## Start

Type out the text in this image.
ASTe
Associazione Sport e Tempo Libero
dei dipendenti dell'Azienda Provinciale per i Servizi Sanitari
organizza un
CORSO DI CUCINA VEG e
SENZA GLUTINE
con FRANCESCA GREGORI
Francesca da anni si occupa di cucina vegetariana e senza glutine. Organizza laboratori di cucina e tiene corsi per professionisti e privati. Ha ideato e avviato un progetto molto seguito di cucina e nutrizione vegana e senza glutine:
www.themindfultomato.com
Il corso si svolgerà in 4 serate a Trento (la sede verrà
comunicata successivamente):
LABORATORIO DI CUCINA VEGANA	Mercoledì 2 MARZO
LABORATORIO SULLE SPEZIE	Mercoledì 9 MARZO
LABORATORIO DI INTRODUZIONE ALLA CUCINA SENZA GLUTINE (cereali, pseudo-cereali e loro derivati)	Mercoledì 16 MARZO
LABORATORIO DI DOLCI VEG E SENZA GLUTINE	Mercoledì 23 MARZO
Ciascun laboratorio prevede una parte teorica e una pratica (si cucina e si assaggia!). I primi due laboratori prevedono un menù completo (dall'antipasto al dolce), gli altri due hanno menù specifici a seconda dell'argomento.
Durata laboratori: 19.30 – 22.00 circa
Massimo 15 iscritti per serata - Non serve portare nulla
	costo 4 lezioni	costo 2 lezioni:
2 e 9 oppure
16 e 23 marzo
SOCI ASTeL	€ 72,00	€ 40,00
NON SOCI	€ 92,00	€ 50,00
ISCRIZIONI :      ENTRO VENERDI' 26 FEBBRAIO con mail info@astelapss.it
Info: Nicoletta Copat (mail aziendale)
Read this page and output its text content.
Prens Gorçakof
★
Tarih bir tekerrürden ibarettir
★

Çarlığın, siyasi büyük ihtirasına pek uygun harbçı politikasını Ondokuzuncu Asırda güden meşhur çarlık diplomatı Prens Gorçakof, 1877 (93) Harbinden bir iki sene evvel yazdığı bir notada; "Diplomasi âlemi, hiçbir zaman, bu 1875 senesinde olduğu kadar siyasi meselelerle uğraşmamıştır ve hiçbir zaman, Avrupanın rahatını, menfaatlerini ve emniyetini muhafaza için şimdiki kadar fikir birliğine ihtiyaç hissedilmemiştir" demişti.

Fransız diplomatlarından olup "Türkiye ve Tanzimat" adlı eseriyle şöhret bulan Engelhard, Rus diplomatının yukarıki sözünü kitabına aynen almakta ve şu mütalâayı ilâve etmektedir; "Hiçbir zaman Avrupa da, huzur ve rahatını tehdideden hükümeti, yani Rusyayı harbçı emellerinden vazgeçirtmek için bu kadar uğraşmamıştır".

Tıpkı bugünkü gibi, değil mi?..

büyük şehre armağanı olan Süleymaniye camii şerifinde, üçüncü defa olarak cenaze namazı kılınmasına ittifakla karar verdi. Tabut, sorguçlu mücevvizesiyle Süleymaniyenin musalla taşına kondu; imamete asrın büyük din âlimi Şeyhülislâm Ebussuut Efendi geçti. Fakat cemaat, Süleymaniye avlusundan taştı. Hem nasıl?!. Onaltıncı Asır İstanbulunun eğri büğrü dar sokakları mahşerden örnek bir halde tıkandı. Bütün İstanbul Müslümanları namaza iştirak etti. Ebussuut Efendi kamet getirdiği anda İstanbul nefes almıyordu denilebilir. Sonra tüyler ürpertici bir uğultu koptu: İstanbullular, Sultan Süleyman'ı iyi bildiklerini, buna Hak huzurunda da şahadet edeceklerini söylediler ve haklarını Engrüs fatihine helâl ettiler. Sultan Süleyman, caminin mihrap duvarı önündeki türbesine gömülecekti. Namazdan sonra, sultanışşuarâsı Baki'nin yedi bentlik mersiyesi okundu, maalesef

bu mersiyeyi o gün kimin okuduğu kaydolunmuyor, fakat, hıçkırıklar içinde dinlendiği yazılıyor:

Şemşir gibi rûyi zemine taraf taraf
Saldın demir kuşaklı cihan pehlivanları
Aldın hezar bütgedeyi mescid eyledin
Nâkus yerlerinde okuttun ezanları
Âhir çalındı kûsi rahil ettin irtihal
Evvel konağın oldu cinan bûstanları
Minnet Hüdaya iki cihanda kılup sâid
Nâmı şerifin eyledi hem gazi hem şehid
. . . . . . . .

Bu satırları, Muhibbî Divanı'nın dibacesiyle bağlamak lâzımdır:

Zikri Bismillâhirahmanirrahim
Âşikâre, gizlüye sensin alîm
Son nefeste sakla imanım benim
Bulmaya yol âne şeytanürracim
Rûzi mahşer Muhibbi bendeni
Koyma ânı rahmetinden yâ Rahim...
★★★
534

## End

Requirement → Repeat each record in full; every line must match exactly.

Result for this exercise →
Type out the text in this image.
ASTe
Associazione Sport e Tempo Libero
dei dipendenti dell'Azienda Provinciale per i Servizi Sanitari
organizza un
CORSO DI CUCINA VEG e
SENZA GLUTINE
con FRANCESCA GREGORI
Francesca da anni si occupa di cucina vegetariana e senza glutine. Organizza laboratori di cucina e tiene corsi per professionisti e privati. Ha ideato e avviato un progetto molto seguito di cucina e nutrizione vegana e senza glutine:
www.themindfultomato.com
Il corso si svolgerà in 4 serate a Trento (la sede verrà
comunicata successivamente):
LABORATORIO DI CUCINA VEGANA	Mercoledì 2 MARZO
LABORATORIO SULLE SPEZIE	Mercoledì 9 MARZO
LABORATORIO DI INTRODUZIONE ALLA CUCINA SENZA GLUTINE (cereali, pseudo-cereali e loro derivati)	Mercoledì 16 MARZO
LABORATORIO DI DOLCI VEG E SENZA GLUTINE	Mercoledì 23 MARZO
Ciascun laboratorio prevede una parte teorica e una pratica (si cucina e si assaggia!). I primi due laboratori prevedono un menù completo (dall'antipasto al dolce), gli altri due hanno menù specifici a seconda dell'argomento.
Durata laboratori: 19.30 – 22.00 circa
Massimo 15 iscritti per serata - Non serve portare nulla
	costo 4 lezioni	costo 2 lezioni:
2 e 9 oppure
16 e 23 marzo
SOCI ASTeL	€ 72,00	€ 40,00
NON SOCI	€ 92,00	€ 50,00
ISCRIZIONI :      ENTRO VENERDI' 26 FEBBRAIO con mail info@astelapss.it
Info: Nicoletta Copat (mail aziendale)
Read this page and output its text content.
Prens Gorçakof
★
Tarih bir tekerrürden ibarettir
★

Çarlığın, siyasi büyük ihtirasına pek uygun harbçı politikasını Ondokuzuncu Asırda güden meşhur çarlık diplomatı Prens Gorçakof, 1877 (93) Harbinden bir iki sene evvel yazdığı bir notada; "Diplomasi âlemi, hiçbir zaman, bu 1875 senesinde olduğu kadar siyasi meselelerle uğraşmamıştır ve hiçbir zaman, Avrupanın rahatını, menfaatlerini ve emniyetini muhafaza için şimdiki kadar fikir birliğine ihtiyaç hissedilmemiştir" demişti.

Fransız diplomatlarından olup "Türkiye ve Tanzimat" adlı eseriyle şöhret bulan Engelhard, Rus diplomatının yukarıki sözünü kitabına aynen almakta ve şu mütalâayı ilâve etmektedir; "Hiçbir zaman Avrupa da, huzur ve rahatını tehdideden hükümeti, yani Rusyayı harbçı emellerinden vazgeçirtmek için bu kadar uğraşmamıştır".

Tıpkı bugünkü gibi, değil mi?..

büyük şehre armağanı olan Süleymaniye camii şerifinde, üçüncü defa olarak cenaze namazı kılınmasına ittifakla karar verdi. Tabut, sorguçlu mücevvizesiyle Süleymaniyenin musalla taşına kondu; imamete asrın büyük din âlimi Şeyhülislâm Ebussuut Efendi geçti. Fakat cemaat, Süleymaniye avlusundan taştı. Hem nasıl?!. Onaltıncı Asır İstanbulunun eğri büğrü dar sokakları mahşerden örnek bir halde tıkandı. Bütün İstanbul Müslümanları namaza iştirak etti. Ebussuut Efendi kamet getirdiği anda İstanbul nefes almıyordu denilebilir. Sonra tüyler ürpertici bir uğultu koptu: İstanbullular, Sultan Süleyman'ı iyi bildiklerini, buna Hak huzurunda da şahadet edeceklerini söylediler ve haklarını Engrüs fatihine helâl ettiler. Sultan Süleyman, caminin mihrap duvarı önündeki türbesine gömülecekti. Namazdan sonra, sultanışşuarâsı Baki'nin yedi bentlik mersiyesi okundu, maalesef

bu mersiyeyi o gün kimin okuduğu kaydolunmuyor, fakat, hıçkırıklar içinde dinlendiği yazılıyor:

Şemşir gibi rûyi zemine taraf taraf
Saldın demir kuşaklı cihan pehlivanları
Aldın hezar bütgedeyi mescid eyledin
Nâkus yerlerinde okuttun ezanları
Âhir çalındı kûsi rahil ettin irtihal
Evvel konağın oldu cinan bûstanları
Minnet Hüdaya iki cihanda kılup sâid
Nâmı şerifin eyledi hem gazi hem şehid
. . . . . . . .

Bu satırları, Muhibbî Divanı'nın dibacesiyle bağlamak lâzımdır:

Zikri Bismillâhirahmanirrahim
Âşikâre, gizlüye sensin alîm
Son nefeste sakla imanım benim
Bulmaya yol âne şeytanürracim
Rûzi mahşer Muhibbi bendeni
Koyma ânı rahmetinden yâ Rahim...
★★★
534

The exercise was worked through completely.